> **DIRECTIVE**
Rewrite every line of the rows below as a Markdown table with two columns, Index and Text. Number the lines in order, skip blank ones, and leave the pictures out.

> **DATA RECORDS**
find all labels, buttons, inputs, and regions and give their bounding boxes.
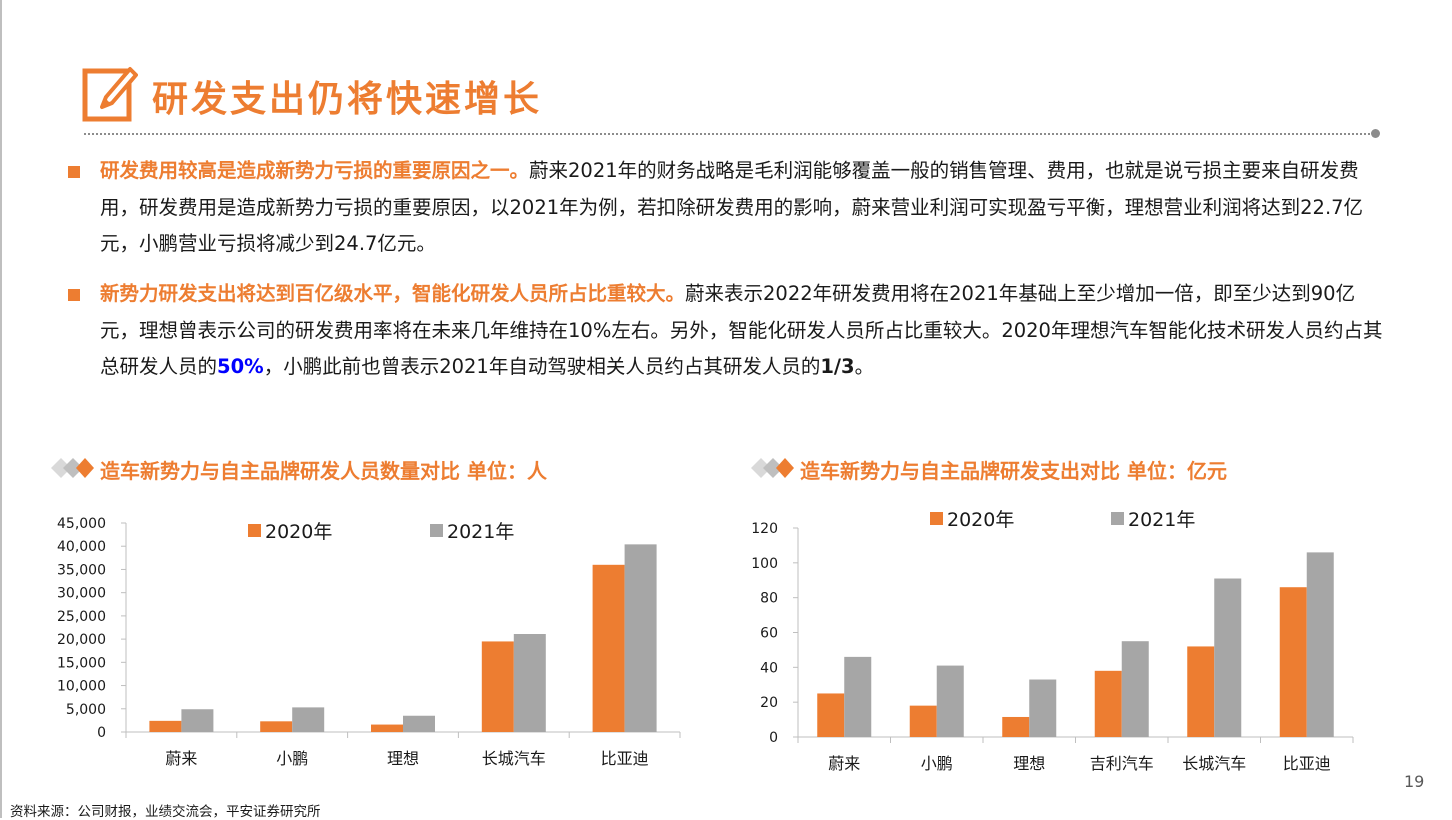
bar <box>817 693 845 737</box>
x-category-label: 蔚来 <box>828 754 860 773</box>
bar <box>292 707 325 732</box>
bar <box>260 721 293 732</box>
bullet-marker-1 <box>68 166 80 178</box>
bar <box>1214 578 1242 737</box>
bar <box>181 709 214 732</box>
y-tick-label: 15,000 <box>57 655 106 671</box>
x-category-label: 比亚迪 <box>601 749 649 768</box>
y-tick-label: 0 <box>769 730 778 746</box>
bullet-2-body-c: 。 <box>854 355 875 378</box>
left-edge-rule <box>0 0 2 818</box>
x-category-label: 长城汽车 <box>1182 754 1246 773</box>
x-category-label: 小鹏 <box>921 754 953 773</box>
y-tick-label: 60 <box>760 626 778 642</box>
y-tick-label: 10,000 <box>57 679 106 695</box>
legend-swatch <box>1111 512 1124 525</box>
chart-2-title-diamond-icon <box>751 458 794 478</box>
source-note: 资料来源：公司财报，业绩交流会，平安证券研究所 <box>10 804 321 820</box>
x-category-label: 理想 <box>1013 754 1045 773</box>
bullet-paragraph-1: 研发费用较高是造成新势力亏损的重要原因之一。蔚来2021年的财务战略是毛利润能够… <box>100 153 1390 263</box>
legend-swatch <box>430 524 443 537</box>
y-tick-label: 45,000 <box>57 516 106 532</box>
legend-label: 2021年 <box>447 521 514 543</box>
bar <box>1002 716 1030 737</box>
bar <box>403 715 435 732</box>
x-category-label: 蔚来 <box>165 749 197 768</box>
x-category-label: 长城汽车 <box>482 749 546 768</box>
bullet-marker-2 <box>68 289 80 301</box>
bar <box>1094 670 1122 737</box>
bar <box>1029 679 1057 737</box>
bullet-1-lead: 研发费用较高是造成新势力亏损的重要原因之一。 <box>100 159 530 182</box>
y-tick-label: 30,000 <box>57 586 106 602</box>
y-tick-label: 20,000 <box>57 632 106 648</box>
bullet-2-highlight: 50% <box>217 355 264 378</box>
title-divider <box>84 133 1374 135</box>
legend-swatch <box>248 524 261 537</box>
chart-1-title: 造车新势力与自主品牌研发人员数量对比 单位：人 <box>100 459 547 483</box>
x-category-label: 小鹏 <box>276 749 308 768</box>
bar <box>513 634 546 732</box>
rd-staff-bar-chart: 0 5,000 10,000 15,000 20,000 25,000 30,000 35,0… <box>57 516 681 768</box>
legend-swatch <box>930 512 943 525</box>
bar <box>1121 641 1149 737</box>
chart-2-title: 造车新势力与自主品牌研发支出对比 单位：亿元 <box>800 459 1227 483</box>
bar <box>371 724 403 732</box>
legend-label: 2020年 <box>265 521 332 543</box>
bar <box>844 656 872 737</box>
x-category-label: 比亚迪 <box>1283 754 1331 773</box>
bullet-2-lead: 新势力研发支出将达到百亿级水平，智能化研发人员所占比重较大。 <box>100 282 686 305</box>
bullet-2-body-b: ，小鹏此前也曾表示2021年自动驾驶相关人员约占其研发人员的 <box>263 355 821 378</box>
page-number: 19 <box>1404 772 1425 791</box>
y-tick-label: 0 <box>97 725 106 741</box>
rd-spending-bar-chart: 0 20 40 60 80 100 120 蔚来 小鹏 理想 吉利汽车 长城汽车 比亚迪 2020年 202… <box>751 509 1354 773</box>
edit-pencil-icon <box>82 67 138 122</box>
legend-label: 2021年 <box>1128 509 1195 531</box>
divider-end-dot <box>1371 129 1380 138</box>
y-tick-label: 40,000 <box>57 539 106 555</box>
bar <box>592 564 625 732</box>
y-tick-label: 80 <box>760 591 778 607</box>
bar <box>1306 552 1334 737</box>
y-tick-label: 120 <box>751 521 778 537</box>
bar <box>936 665 964 737</box>
bar <box>909 705 937 737</box>
y-tick-label: 100 <box>751 556 778 572</box>
y-tick-label: 40 <box>760 660 778 676</box>
page-title: 研发支出仍将快速增长 <box>152 78 543 120</box>
bar <box>149 720 182 732</box>
bullet-2-bold-end: 1/3 <box>820 355 855 378</box>
bullet-paragraph-2: 新势力研发支出将达到百亿级水平，智能化研发人员所占比重较大。蔚来表示2022年研… <box>100 276 1390 386</box>
x-category-label: 吉利汽车 <box>1090 754 1154 773</box>
legend-label: 2020年 <box>947 509 1014 531</box>
bullet-1-body: 蔚来2021年的财务战略是毛利润能够覆盖一般的销售管理、费用，也就是说亏损主要来… <box>100 159 1364 255</box>
bar <box>481 641 514 732</box>
bullet-2-body-a: 蔚来表示2022年研发费用将在2021年基础上至少增加一倍，即至少达到90亿元，… <box>100 282 1383 378</box>
x-category-label: 理想 <box>387 749 419 768</box>
y-tick-label: 25,000 <box>57 609 106 625</box>
y-tick-label: 20 <box>760 695 778 711</box>
y-tick-label: 35,000 <box>57 562 106 578</box>
chart-1-title-diamond-icon <box>51 458 94 478</box>
bar <box>1279 587 1307 737</box>
bar <box>1187 646 1215 737</box>
y-tick-label: 5,000 <box>66 702 106 718</box>
bar <box>624 544 657 732</box>
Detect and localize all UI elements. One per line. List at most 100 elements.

> **COMPLETED TASK**
| Index | Text |
|---|---|
| 1 | find all labels, buttons, inputs, and regions and give their bounding boxes. |
| 2 | bar <box>817 693 845 737</box> |
| 3 | x-category-label: 蔚来 <box>828 754 860 773</box> |
| 4 | bar <box>292 707 325 732</box> |
| 5 | bar <box>260 721 293 732</box> |
| 6 | bullet-marker-1 <box>68 166 80 178</box> |
| 7 | bar <box>1214 578 1242 737</box> |
| 8 | bar <box>181 709 214 732</box> |
| 9 | y-tick-label: 15,000 <box>57 655 106 671</box> |
| 10 | x-category-label: 比亚迪 <box>601 749 649 768</box> |
| 11 | y-tick-label: 0 <box>769 730 778 746</box> |
| 12 | bullet-2-body-c: 。 <box>854 355 875 378</box> |
| 13 | left-edge-rule <box>0 0 2 818</box> |
| 14 | x-category-label: 长城汽车 <box>1182 754 1246 773</box> |
| 15 | x-category-label: 小鹏 <box>921 754 953 773</box> |
| 16 | y-tick-label: 60 <box>760 626 778 642</box> |
| 17 | y-tick-label: 10,000 <box>57 679 106 695</box> |
| 18 | legend-swatch <box>1111 512 1124 525</box> |
| 19 | chart-2-title-diamond-icon <box>751 458 794 478</box> |
| 20 | source-note: 资料来源：公司财报，业绩交流会，平安证券研究所 <box>10 804 321 820</box> |
| 21 | x-category-label: 理想 <box>1013 754 1045 773</box> |
| 22 | bullet-paragraph-1: 研发费用较高是造成新势力亏损的重要原因之一。蔚来2021年的财务战略是毛利润能够… <box>100 153 1390 263</box> |
| 23 | legend-swatch <box>430 524 443 537</box> |
| 24 | y-tick-label: 45,000 <box>57 516 106 532</box> |
| 25 | legend-label: 2021年 <box>447 521 514 543</box> |
| 26 | bar <box>1002 716 1030 737</box> |
| 27 | bar <box>403 715 435 732</box> |
| 28 | x-category-label: 蔚来 <box>165 749 197 768</box> |
| 29 | x-category-label: 长城汽车 <box>482 749 546 768</box> |
| 30 | bullet-marker-2 <box>68 289 80 301</box> |
| 31 | bar <box>1094 670 1122 737</box> |
| 32 | bar <box>1029 679 1057 737</box> |
| 33 | bullet-1-lead: 研发费用较高是造成新势力亏损的重要原因之一。 <box>100 159 530 182</box> |
| 34 | y-tick-label: 30,000 <box>57 586 106 602</box> |
| 35 | y-tick-label: 20,000 <box>57 632 106 648</box> |
| 36 | bullet-2-highlight: 50% <box>217 355 264 378</box> |
| 37 | title-divider <box>84 133 1374 135</box> |
| 38 | legend-swatch <box>248 524 261 537</box> |
| 39 | chart-1-title: 造车新势力与自主品牌研发人员数量对比 单位：人 <box>100 459 547 483</box> |
| 40 | x-category-label: 小鹏 <box>276 749 308 768</box> |
| 41 | bar <box>513 634 546 732</box> |
| 42 | rd-staff-bar-chart: 0 5,000 10,000 15,000 20,000 25,000 30,000 35,0… <box>57 516 681 768</box> |
| 43 | legend-swatch <box>930 512 943 525</box> |
| 44 | bar <box>1121 641 1149 737</box> |
| 45 | chart-2-title: 造车新势力与自主品牌研发支出对比 单位：亿元 <box>800 459 1227 483</box> |
| 46 | bar <box>371 724 403 732</box> |
| 47 | legend-label: 2020年 <box>265 521 332 543</box> |
| 48 | bar <box>844 656 872 737</box> |
| 49 | x-category-label: 比亚迪 <box>1283 754 1331 773</box> |
| 50 | bullet-2-lead: 新势力研发支出将达到百亿级水平，智能化研发人员所占比重较大。 <box>100 282 686 305</box> |
| 51 | bullet-2-body-b: ，小鹏此前也曾表示2021年自动驾驶相关人员约占其研发人员的 <box>263 355 821 378</box> |
| 52 | page-number: 19 <box>1404 772 1425 791</box> |
| 53 | y-tick-label: 0 <box>97 725 106 741</box> |
| 54 | rd-spending-bar-chart: 0 20 40 60 80 100 120 蔚来 小鹏 理想 吉利汽车 长城汽车 比亚迪 2020年 202… <box>751 509 1354 773</box> |
| 55 | edit-pencil-icon <box>82 67 138 122</box> |
| 56 | legend-label: 2021年 <box>1128 509 1195 531</box> |
| 57 | divider-end-dot <box>1371 129 1380 138</box> |
| 58 | y-tick-label: 40,000 <box>57 539 106 555</box> |
| 59 | bar <box>592 564 625 732</box> |
| 60 | y-tick-label: 80 <box>760 591 778 607</box> |
| 61 | bar <box>1306 552 1334 737</box> |
| 62 | y-tick-label: 120 <box>751 521 778 537</box> |
| 63 | bar <box>936 665 964 737</box> |
| 64 | bar <box>909 705 937 737</box> |
| 65 | y-tick-label: 100 <box>751 556 778 572</box> |
| 66 | y-tick-label: 40 <box>760 660 778 676</box> |
| 67 | page-title: 研发支出仍将快速增长 <box>152 78 543 120</box> |
| 68 | bar <box>149 720 182 732</box> |
| 69 | bullet-2-bold-end: 1/3 <box>820 355 855 378</box> |
| 70 | bullet-paragraph-2: 新势力研发支出将达到百亿级水平，智能化研发人员所占比重较大。蔚来表示2022年研… <box>100 276 1390 386</box> |
| 71 | x-category-label: 吉利汽车 <box>1090 754 1154 773</box> |
| 72 | legend-label: 2020年 <box>947 509 1014 531</box> |
| 73 | bullet-1-body: 蔚来2021年的财务战略是毛利润能够覆盖一般的销售管理、费用，也就是说亏损主要来… <box>100 159 1364 255</box> |
| 74 | bar <box>481 641 514 732</box> |
| 75 | bullet-2-body-a: 蔚来表示2022年研发费用将在2021年基础上至少增加一倍，即至少达到90亿元，… <box>100 282 1383 378</box> |
| 76 | x-category-label: 理想 <box>387 749 419 768</box> |
| 77 | y-tick-label: 25,000 <box>57 609 106 625</box> |
| 78 | y-tick-label: 20 <box>760 695 778 711</box> |
| 79 | y-tick-label: 35,000 <box>57 562 106 578</box> |
| 80 | chart-1-title-diamond-icon <box>51 458 94 478</box> |
| 81 | bar <box>1279 587 1307 737</box> |
| 82 | bar <box>1187 646 1215 737</box> |
| 83 | y-tick-label: 5,000 <box>66 702 106 718</box> |
| 84 | bar <box>624 544 657 732</box> |
| 85 | Detect and localize all UI elements. One per line. List at most 100 elements. |